**Data entries**:

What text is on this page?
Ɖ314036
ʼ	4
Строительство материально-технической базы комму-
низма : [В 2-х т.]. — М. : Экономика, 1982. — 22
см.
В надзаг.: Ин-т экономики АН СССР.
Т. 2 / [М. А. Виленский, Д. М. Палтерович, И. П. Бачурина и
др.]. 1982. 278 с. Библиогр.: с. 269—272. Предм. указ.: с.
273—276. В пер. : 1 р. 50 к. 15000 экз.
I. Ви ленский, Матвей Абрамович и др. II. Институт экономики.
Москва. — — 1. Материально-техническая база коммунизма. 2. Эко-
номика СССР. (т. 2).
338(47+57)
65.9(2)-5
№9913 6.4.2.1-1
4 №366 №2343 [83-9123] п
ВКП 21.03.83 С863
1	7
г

**WHAT YOU NEED TO DO**:
All of the entries must be written out exactly as they stand.

**THE RESPONSE**:
What text is on this page?
Ɖ314036
ʼ	4
Строительство материально-технической базы комму-
низма : [В 2-х т.]. — М. : Экономика, 1982. — 22
см.
В надзаг.: Ин-т экономики АН СССР.
Т. 2 / [М. А. Виленский, Д. М. Палтерович, И. П. Бачурина и
др.]. 1982. 278 с. Библиогр.: с. 269—272. Предм. указ.: с.
273—276. В пер. : 1 р. 50 к. 15000 экз.
I. Ви ленский, Матвей Абрамович и др. II. Институт экономики.
Москва. — — 1. Материально-техническая база коммунизма. 2. Эко-
номика СССР. (т. 2).
338(47+57)
65.9(2)-5
№9913 6.4.2.1-1
4 №366 №2343 [83-9123] п
ВКП 21.03.83 С863
1	7
г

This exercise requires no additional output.